Instructions for the task:
The data below must be copied in full and without any change.

[Dataset records]

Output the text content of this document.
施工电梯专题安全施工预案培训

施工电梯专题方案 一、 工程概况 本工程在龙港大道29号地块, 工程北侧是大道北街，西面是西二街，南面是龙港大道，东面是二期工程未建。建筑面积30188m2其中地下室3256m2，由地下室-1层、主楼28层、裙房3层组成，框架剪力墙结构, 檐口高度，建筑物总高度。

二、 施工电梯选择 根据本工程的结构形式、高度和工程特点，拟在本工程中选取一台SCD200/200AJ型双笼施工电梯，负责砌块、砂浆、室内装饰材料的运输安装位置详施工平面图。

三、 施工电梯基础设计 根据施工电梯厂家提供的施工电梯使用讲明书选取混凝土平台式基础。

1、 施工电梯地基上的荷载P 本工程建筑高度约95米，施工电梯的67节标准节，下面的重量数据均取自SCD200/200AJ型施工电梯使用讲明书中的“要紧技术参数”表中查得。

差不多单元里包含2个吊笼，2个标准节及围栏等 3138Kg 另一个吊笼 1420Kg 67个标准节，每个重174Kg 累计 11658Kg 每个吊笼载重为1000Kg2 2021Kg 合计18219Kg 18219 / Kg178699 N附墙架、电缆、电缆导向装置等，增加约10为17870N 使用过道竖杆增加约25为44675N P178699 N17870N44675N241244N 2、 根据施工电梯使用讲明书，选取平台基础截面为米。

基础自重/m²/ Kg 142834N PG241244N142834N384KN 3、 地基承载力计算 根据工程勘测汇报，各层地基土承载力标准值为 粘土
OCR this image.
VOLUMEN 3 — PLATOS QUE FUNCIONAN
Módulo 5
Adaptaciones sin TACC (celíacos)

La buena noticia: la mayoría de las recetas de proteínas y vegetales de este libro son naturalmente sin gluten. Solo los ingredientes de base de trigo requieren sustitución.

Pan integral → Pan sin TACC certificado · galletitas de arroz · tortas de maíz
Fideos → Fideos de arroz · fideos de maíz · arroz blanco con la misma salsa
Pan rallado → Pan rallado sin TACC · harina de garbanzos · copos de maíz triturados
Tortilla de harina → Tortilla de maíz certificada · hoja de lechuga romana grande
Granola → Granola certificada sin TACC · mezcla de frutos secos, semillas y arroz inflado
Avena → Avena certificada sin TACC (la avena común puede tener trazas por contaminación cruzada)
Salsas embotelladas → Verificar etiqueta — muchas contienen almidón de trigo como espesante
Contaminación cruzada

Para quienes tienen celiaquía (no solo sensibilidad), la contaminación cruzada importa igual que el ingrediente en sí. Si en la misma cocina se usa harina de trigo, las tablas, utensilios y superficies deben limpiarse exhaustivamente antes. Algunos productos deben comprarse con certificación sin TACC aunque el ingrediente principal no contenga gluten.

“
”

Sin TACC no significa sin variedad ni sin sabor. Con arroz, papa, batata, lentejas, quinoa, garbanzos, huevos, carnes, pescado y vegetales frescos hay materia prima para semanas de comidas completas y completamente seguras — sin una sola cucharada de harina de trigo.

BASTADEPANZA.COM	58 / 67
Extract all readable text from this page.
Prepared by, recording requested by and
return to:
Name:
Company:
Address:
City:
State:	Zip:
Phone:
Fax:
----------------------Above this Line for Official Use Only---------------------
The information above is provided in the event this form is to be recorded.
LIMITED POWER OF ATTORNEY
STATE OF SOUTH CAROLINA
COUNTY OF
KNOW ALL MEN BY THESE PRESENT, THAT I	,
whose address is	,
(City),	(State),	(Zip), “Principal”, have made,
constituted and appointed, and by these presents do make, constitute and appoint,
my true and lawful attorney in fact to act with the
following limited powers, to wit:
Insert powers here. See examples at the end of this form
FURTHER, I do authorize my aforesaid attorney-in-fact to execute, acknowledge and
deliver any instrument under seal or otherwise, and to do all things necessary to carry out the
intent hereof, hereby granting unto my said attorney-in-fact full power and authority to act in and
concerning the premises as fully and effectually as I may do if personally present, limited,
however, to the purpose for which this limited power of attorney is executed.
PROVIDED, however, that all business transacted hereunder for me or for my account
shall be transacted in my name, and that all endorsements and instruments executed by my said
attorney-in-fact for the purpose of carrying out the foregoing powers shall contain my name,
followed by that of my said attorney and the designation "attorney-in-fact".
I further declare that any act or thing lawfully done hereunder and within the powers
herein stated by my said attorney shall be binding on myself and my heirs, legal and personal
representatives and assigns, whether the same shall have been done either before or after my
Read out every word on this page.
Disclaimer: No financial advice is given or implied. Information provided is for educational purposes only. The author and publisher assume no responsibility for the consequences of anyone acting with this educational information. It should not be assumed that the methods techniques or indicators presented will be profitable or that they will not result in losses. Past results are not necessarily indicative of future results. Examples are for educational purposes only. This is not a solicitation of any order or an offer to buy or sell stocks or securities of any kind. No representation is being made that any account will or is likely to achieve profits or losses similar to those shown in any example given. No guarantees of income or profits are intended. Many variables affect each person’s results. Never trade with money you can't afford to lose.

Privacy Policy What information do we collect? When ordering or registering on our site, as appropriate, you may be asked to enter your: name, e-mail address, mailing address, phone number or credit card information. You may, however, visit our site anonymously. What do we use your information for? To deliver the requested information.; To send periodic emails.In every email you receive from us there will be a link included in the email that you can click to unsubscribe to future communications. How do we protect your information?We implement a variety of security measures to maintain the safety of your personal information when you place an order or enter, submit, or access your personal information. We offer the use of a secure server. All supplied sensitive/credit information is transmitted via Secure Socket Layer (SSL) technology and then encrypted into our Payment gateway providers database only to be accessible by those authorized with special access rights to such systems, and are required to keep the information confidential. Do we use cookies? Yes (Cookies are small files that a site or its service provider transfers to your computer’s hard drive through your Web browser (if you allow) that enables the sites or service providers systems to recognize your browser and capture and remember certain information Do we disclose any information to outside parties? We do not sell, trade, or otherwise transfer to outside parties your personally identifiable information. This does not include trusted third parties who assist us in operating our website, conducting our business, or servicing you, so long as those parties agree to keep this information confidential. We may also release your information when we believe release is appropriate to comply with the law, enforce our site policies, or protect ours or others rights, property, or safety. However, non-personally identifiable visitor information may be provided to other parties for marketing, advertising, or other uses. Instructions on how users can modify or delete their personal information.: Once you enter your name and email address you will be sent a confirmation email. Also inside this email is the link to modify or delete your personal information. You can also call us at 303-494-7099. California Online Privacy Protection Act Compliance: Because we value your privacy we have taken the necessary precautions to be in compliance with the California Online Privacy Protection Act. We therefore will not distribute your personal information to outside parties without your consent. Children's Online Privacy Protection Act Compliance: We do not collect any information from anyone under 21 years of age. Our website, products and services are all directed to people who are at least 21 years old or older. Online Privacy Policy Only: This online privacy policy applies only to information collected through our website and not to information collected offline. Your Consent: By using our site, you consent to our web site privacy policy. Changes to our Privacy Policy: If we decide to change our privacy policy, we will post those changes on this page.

Complete response:
Output the text content of this document.
施工电梯专题安全施工预案培训

施工电梯专题方案 一、 工程概况 本工程在龙港大道29号地块, 工程北侧是大道北街，西面是西二街，南面是龙港大道，东面是二期工程未建。建筑面积30188m2其中地下室3256m2，由地下室-1层、主楼28层、裙房3层组成，框架剪力墙结构, 檐口高度，建筑物总高度。

二、 施工电梯选择 根据本工程的结构形式、高度和工程特点，拟在本工程中选取一台SCD200/200AJ型双笼施工电梯，负责砌块、砂浆、室内装饰材料的运输安装位置详施工平面图。

三、 施工电梯基础设计 根据施工电梯厂家提供的施工电梯使用讲明书选取混凝土平台式基础。

1、 施工电梯地基上的荷载P 本工程建筑高度约95米，施工电梯的67节标准节，下面的重量数据均取自SCD200/200AJ型施工电梯使用讲明书中的“要紧技术参数”表中查得。

差不多单元里包含2个吊笼，2个标准节及围栏等 3138Kg 另一个吊笼 1420Kg 67个标准节，每个重174Kg 累计 11658Kg 每个吊笼载重为1000Kg2 2021Kg 合计18219Kg 18219 / Kg178699 N附墙架、电缆、电缆导向装置等，增加约10为17870N 使用过道竖杆增加约25为44675N P178699 N17870N44675N241244N 2、 根据施工电梯使用讲明书，选取平台基础截面为米。

基础自重/m²/ Kg 142834N PG241244N142834N384KN 3、 地基承载力计算 根据工程勘测汇报，各层地基土承载力标准值为 粘土
OCR this image.
VOLUMEN 3 — PLATOS QUE FUNCIONAN
Módulo 5
Adaptaciones sin TACC (celíacos)

La buena noticia: la mayoría de las recetas de proteínas y vegetales de este libro son naturalmente sin gluten. Solo los ingredientes de base de trigo requieren sustitución.

Pan integral → Pan sin TACC certificado · galletitas de arroz · tortas de maíz
Fideos → Fideos de arroz · fideos de maíz · arroz blanco con la misma salsa
Pan rallado → Pan rallado sin TACC · harina de garbanzos · copos de maíz triturados
Tortilla de harina → Tortilla de maíz certificada · hoja de lechuga romana grande
Granola → Granola certificada sin TACC · mezcla de frutos secos, semillas y arroz inflado
Avena → Avena certificada sin TACC (la avena común puede tener trazas por contaminación cruzada)
Salsas embotelladas → Verificar etiqueta — muchas contienen almidón de trigo como espesante
Contaminación cruzada

Para quienes tienen celiaquía (no solo sensibilidad), la contaminación cruzada importa igual que el ingrediente en sí. Si en la misma cocina se usa harina de trigo, las tablas, utensilios y superficies deben limpiarse exhaustivamente antes. Algunos productos deben comprarse con certificación sin TACC aunque el ingrediente principal no contenga gluten.

“
”

Sin TACC no significa sin variedad ni sin sabor. Con arroz, papa, batata, lentejas, quinoa, garbanzos, huevos, carnes, pescado y vegetales frescos hay materia prima para semanas de comidas completas y completamente seguras — sin una sola cucharada de harina de trigo.

BASTADEPANZA.COM	58 / 67
Extract all readable text from this page.
Prepared by, recording requested by and
return to:
Name:
Company:
Address:
City:
State:	Zip:
Phone:
Fax:
----------------------Above this Line for Official Use Only---------------------
The information above is provided in the event this form is to be recorded.
LIMITED POWER OF ATTORNEY
STATE OF SOUTH CAROLINA
COUNTY OF
KNOW ALL MEN BY THESE PRESENT, THAT I	,
whose address is	,
(City),	(State),	(Zip), “Principal”, have made,
constituted and appointed, and by these presents do make, constitute and appoint,
my true and lawful attorney in fact to act with the
following limited powers, to wit:
Insert powers here. See examples at the end of this form
FURTHER, I do authorize my aforesaid attorney-in-fact to execute, acknowledge and
deliver any instrument under seal or otherwise, and to do all things necessary to carry out the
intent hereof, hereby granting unto my said attorney-in-fact full power and authority to act in and
concerning the premises as fully and effectually as I may do if personally present, limited,
however, to the purpose for which this limited power of attorney is executed.
PROVIDED, however, that all business transacted hereunder for me or for my account
shall be transacted in my name, and that all endorsements and instruments executed by my said
attorney-in-fact for the purpose of carrying out the foregoing powers shall contain my name,
followed by that of my said attorney and the designation "attorney-in-fact".
I further declare that any act or thing lawfully done hereunder and within the powers
herein stated by my said attorney shall be binding on myself and my heirs, legal and personal
representatives and assigns, whether the same shall have been done either before or after my
Read out every word on this page.
Disclaimer: No financial advice is given or implied. Information provided is for educational purposes only. The author and publisher assume no responsibility for the consequences of anyone acting with this educational information. It should not be assumed that the methods techniques or indicators presented will be profitable or that they will not result in losses. Past results are not necessarily indicative of future results. Examples are for educational purposes only. This is not a solicitation of any order or an offer to buy or sell stocks or securities of any kind. No representation is being made that any account will or is likely to achieve profits or losses similar to those shown in any example given. No guarantees of income or profits are intended. Many variables affect each person’s results. Never trade with money you can't afford to lose.

Privacy Policy What information do we collect? When ordering or registering on our site, as appropriate, you may be asked to enter your: name, e-mail address, mailing address, phone number or credit card information. You may, however, visit our site anonymously. What do we use your information for? To deliver the requested information.; To send periodic emails.In every email you receive from us there will be a link included in the email that you can click to unsubscribe to future communications. How do we protect your information?We implement a variety of security measures to maintain the safety of your personal information when you place an order or enter, submit, or access your personal information. We offer the use of a secure server. All supplied sensitive/credit information is transmitted via Secure Socket Layer (SSL) technology and then encrypted into our Payment gateway providers database only to be accessible by those authorized with special access rights to such systems, and are required to keep the information confidential. Do we use cookies? Yes (Cookies are small files that a site or its service provider transfers to your computer’s hard drive through your Web browser (if you allow) that enables the sites or service providers systems to recognize your browser and capture and remember certain information Do we disclose any information to outside parties? We do not sell, trade, or otherwise transfer to outside parties your personally identifiable information. This does not include trusted third parties who assist us in operating our website, conducting our business, or servicing you, so long as those parties agree to keep this information confidential. We may also release your information when we believe release is appropriate to comply with the law, enforce our site policies, or protect ours or others rights, property, or safety. However, non-personally identifiable visitor information may be provided to other parties for marketing, advertising, or other uses. Instructions on how users can modify or delete their personal information.: Once you enter your name and email address you will be sent a confirmation email. Also inside this email is the link to modify or delete your personal information. You can also call us at 303-494-7099. California Online Privacy Protection Act Compliance: Because we value your privacy we have taken the necessary precautions to be in compliance with the California Online Privacy Protection Act. We therefore will not distribute your personal information to outside parties without your consent. Children's Online Privacy Protection Act Compliance: We do not collect any information from anyone under 21 years of age. Our website, products and services are all directed to people who are at least 21 years old or older. Online Privacy Policy Only: This online privacy policy applies only to information collected through our website and not to information collected offline. Your Consent: By using our site, you consent to our web site privacy policy. Changes to our Privacy Policy: If we decide to change our privacy policy, we will post those changes on this page.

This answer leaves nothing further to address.